====== Supplied material ======

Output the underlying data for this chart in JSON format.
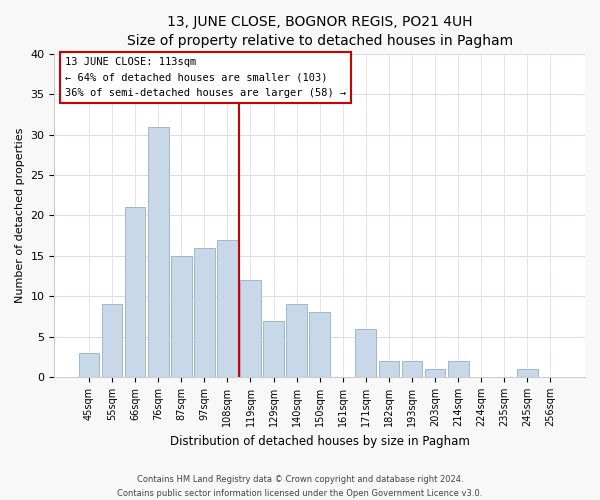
{
  "title": "13, JUNE CLOSE, BOGNOR REGIS, PO21 4UH",
  "subtitle": "Size of property relative to detached houses in Pagham",
  "xlabel": "Distribution of detached houses by size in Pagham",
  "ylabel": "Number of detached properties",
  "bar_labels": [
    "45sqm",
    "55sqm",
    "66sqm",
    "76sqm",
    "87sqm",
    "97sqm",
    "108sqm",
    "119sqm",
    "129sqm",
    "140sqm",
    "150sqm",
    "161sqm",
    "171sqm",
    "182sqm",
    "193sqm",
    "203sqm",
    "214sqm",
    "224sqm",
    "235sqm",
    "245sqm",
    "256sqm"
  ],
  "bar_values": [
    3,
    9,
    21,
    31,
    15,
    16,
    17,
    12,
    7,
    9,
    8,
    0,
    6,
    2,
    2,
    1,
    2,
    0,
    0,
    1,
    0
  ],
  "bar_color": "#c8d8e8",
  "bar_edge_color": "#a0b8cc",
  "vline_index": 6.5,
  "vline_color": "#cc0000",
  "annotation_title": "13 JUNE CLOSE: 113sqm",
  "annotation_line1": "← 64% of detached houses are smaller (103)",
  "annotation_line2": "36% of semi-detached houses are larger (58) →",
  "annotation_box_edge": "#cc0000",
  "ylim": [
    0,
    40
  ],
  "yticks": [
    0,
    5,
    10,
    15,
    20,
    25,
    30,
    35,
    40
  ],
  "footer_line1": "Contains HM Land Registry data © Crown copyright and database right 2024.",
  "footer_line2": "Contains public sector information licensed under the Open Government Licence v3.0.",
  "background_color": "#f8f8f8",
  "plot_background": "#ffffff",
  "grid_color": "#d8d8e8"
}
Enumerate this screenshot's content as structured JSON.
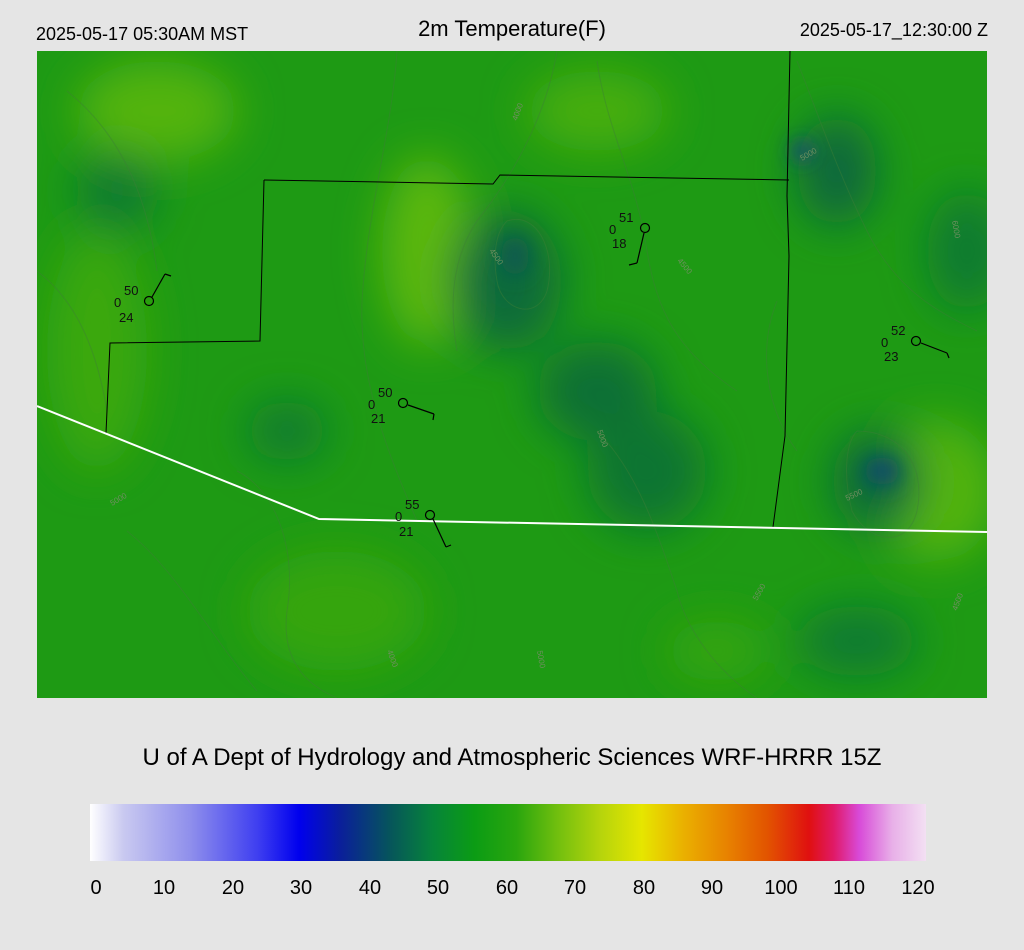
{
  "header": {
    "valid_local": "2025-05-17 05:30AM MST",
    "title": "2m Temperature(F)",
    "valid_utc": "2025-05-17_12:30:00 Z"
  },
  "credit": "U of A Dept of Hydrology and Atmospheric Sciences WRF-HRRR 15Z",
  "colorbar": {
    "ticks": [
      "0",
      "10",
      "20",
      "30",
      "40",
      "50",
      "60",
      "70",
      "80",
      "90",
      "100",
      "110",
      "120"
    ],
    "range": [
      0,
      120
    ]
  },
  "stations": [
    {
      "temp": "50",
      "sky": "0",
      "dewpoint": "24"
    },
    {
      "temp": "51",
      "sky": "0",
      "dewpoint": "18"
    },
    {
      "temp": "52",
      "sky": "0",
      "dewpoint": "23"
    },
    {
      "temp": "50",
      "sky": "0",
      "dewpoint": "21"
    },
    {
      "temp": "55",
      "sky": "0",
      "dewpoint": "21"
    }
  ],
  "contour_labels": [
    "4000",
    "4500",
    "5000",
    "5500",
    "6000",
    "5000",
    "4500",
    "5000",
    "4000",
    "5500",
    "5000",
    "4500"
  ],
  "colors": {
    "background": "#e5e5e5",
    "field_base": "#1e9a14",
    "border_black": "#000000",
    "border_white": "#ffffff"
  }
}
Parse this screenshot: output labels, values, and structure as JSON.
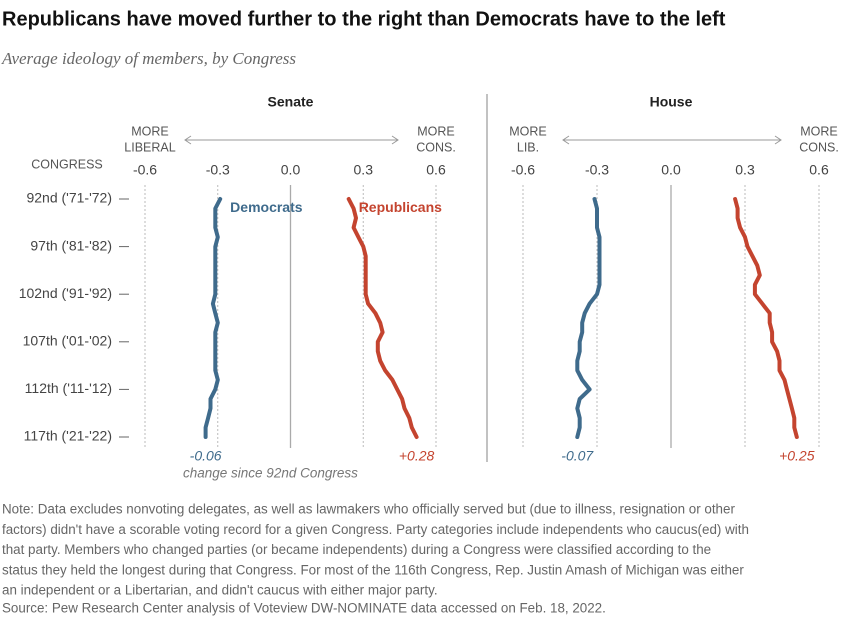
{
  "title": "Republicans have moved further to the right than Democrats have to the left",
  "subtitle": "Average ideology of members, by Congress",
  "note_lines": [
    "Note: Data excludes nonvoting delegates, as well as lawmakers who officially served but (due to illness, resignation or other",
    "factors) didn't have a scorable voting record for a given Congress. Party categories include independents who caucus(ed) with",
    "that party. Members who changed parties (or became independents) during a Congress were classified according to the",
    "status they held the longest during that Congress. For most of the 116th Congress, Rep. Justin Amash of Michigan was either",
    "an independent or a Libertarian, and didn't caucus with either major party."
  ],
  "source": "Source: Pew Research Center analysis of Voteview DW-NOMINATE data accessed on Feb. 18, 2022.",
  "chart_data": [
    {
      "type": "line",
      "title": "Senate",
      "y_axis_label": "CONGRESS",
      "left_label": [
        "MORE",
        "LIBERAL"
      ],
      "right_label": [
        "MORE",
        "CONS."
      ],
      "change_note": "change since 92nd Congress",
      "line_labels": true,
      "categories": [
        "92nd ('71-'72)",
        null,
        null,
        null,
        null,
        "97th ('81-'82)",
        null,
        null,
        null,
        null,
        "102nd ('91-'92)",
        null,
        null,
        null,
        null,
        "107th ('01-'02)",
        null,
        null,
        null,
        null,
        "112th ('11-'12)",
        null,
        null,
        null,
        null,
        "117th ('21-'22)"
      ],
      "xlim": [
        -0.6,
        0.6
      ],
      "xticks": [
        -0.6,
        -0.3,
        {
          "value": 0,
          "label": "0.0"
        },
        0.3,
        0.6
      ],
      "grid": true,
      "series": [
        {
          "name": "Democrats",
          "color": "#3f6b8c",
          "change_label": "-0.06",
          "values": [
            -0.29,
            -0.31,
            -0.31,
            -0.31,
            -0.3,
            -0.31,
            -0.31,
            -0.31,
            -0.31,
            -0.31,
            -0.31,
            -0.32,
            -0.31,
            -0.3,
            -0.31,
            -0.31,
            -0.31,
            -0.31,
            -0.31,
            -0.3,
            -0.31,
            -0.33,
            -0.33,
            -0.34,
            -0.35,
            -0.35
          ]
        },
        {
          "name": "Republicans",
          "color": "#c4442f",
          "change_label": "+0.28",
          "values": [
            0.24,
            0.26,
            0.27,
            0.26,
            0.28,
            0.3,
            0.31,
            0.31,
            0.31,
            0.31,
            0.31,
            0.32,
            0.35,
            0.37,
            0.38,
            0.36,
            0.36,
            0.37,
            0.39,
            0.42,
            0.44,
            0.46,
            0.47,
            0.49,
            0.5,
            0.52
          ]
        }
      ]
    },
    {
      "type": "line",
      "title": "House",
      "left_label": [
        "MORE",
        "LIB."
      ],
      "right_label": [
        "MORE",
        "CONS."
      ],
      "line_labels": false,
      "xlim": [
        -0.6,
        0.6
      ],
      "xticks": [
        -0.6,
        -0.3,
        {
          "value": 0,
          "label": "0.0"
        },
        0.3,
        0.6
      ],
      "grid": true,
      "series": [
        {
          "name": "Democrats",
          "color": "#3f6b8c",
          "change_label": "-0.07",
          "values": [
            -0.31,
            -0.3,
            -0.3,
            -0.3,
            -0.29,
            -0.29,
            -0.29,
            -0.29,
            -0.29,
            -0.29,
            -0.3,
            -0.33,
            -0.35,
            -0.36,
            -0.36,
            -0.37,
            -0.37,
            -0.38,
            -0.38,
            -0.36,
            -0.33,
            -0.37,
            -0.38,
            -0.37,
            -0.37,
            -0.38
          ]
        },
        {
          "name": "Republicans",
          "color": "#c4442f",
          "change_label": "+0.25",
          "values": [
            0.26,
            0.27,
            0.27,
            0.28,
            0.3,
            0.31,
            0.33,
            0.35,
            0.36,
            0.34,
            0.34,
            0.37,
            0.4,
            0.4,
            0.41,
            0.41,
            0.43,
            0.44,
            0.44,
            0.46,
            0.47,
            0.48,
            0.49,
            0.5,
            0.5,
            0.51
          ]
        }
      ]
    }
  ]
}
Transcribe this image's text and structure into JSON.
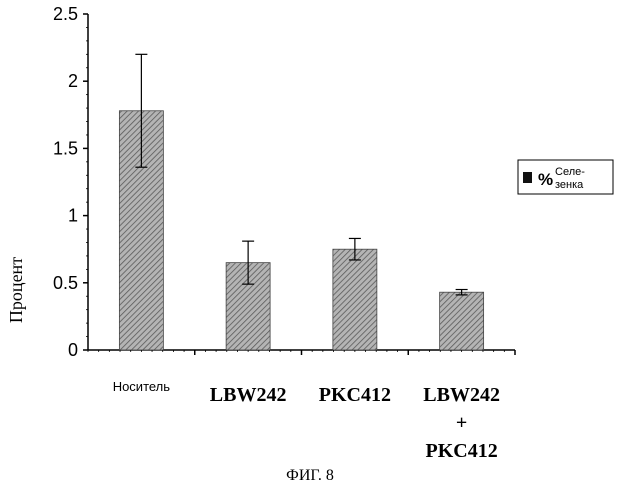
{
  "chart_data": {
    "type": "bar",
    "categories": [
      "Носитель",
      "LBW242",
      "PKC412",
      "LBW242 + PKC412"
    ],
    "category_lines": [
      [
        "Носитель"
      ],
      [
        "LBW242"
      ],
      [
        "PKC412"
      ],
      [
        "LBW242",
        "+",
        "PKC412"
      ]
    ],
    "values": [
      1.78,
      0.65,
      0.75,
      0.43
    ],
    "errors": [
      0.42,
      0.16,
      0.08,
      0.02
    ],
    "series": [
      {
        "name": "% Селе- зенка",
        "values": [
          1.78,
          0.65,
          0.75,
          0.43
        ]
      }
    ],
    "legend": {
      "symbol": "%",
      "text_line1": "Селе-",
      "text_line2": "зенка",
      "placement": "right"
    },
    "ylabel": "Процент",
    "ylim": [
      0,
      2.5
    ],
    "yticks": [
      0,
      0.5,
      1,
      1.5,
      2,
      2.5
    ],
    "ytick_labels": [
      "0",
      "0.5",
      "1",
      "1.5",
      "2",
      "2.5"
    ],
    "grid": false,
    "bar_color": "#8c8c8c",
    "caption": "ФИГ. 8"
  }
}
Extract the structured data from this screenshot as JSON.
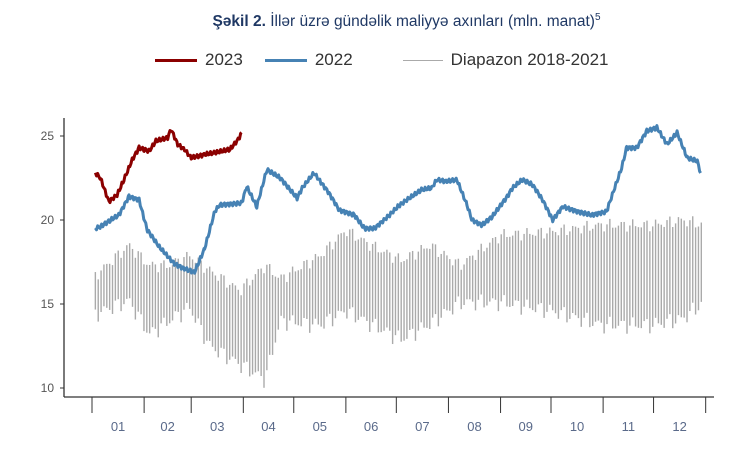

======

Exercise: Show every line where the string "structured" appears.

Response below:
Enumerate this screenshot's content as structured JSON.
Extract the structured data from this screenshot as JSON.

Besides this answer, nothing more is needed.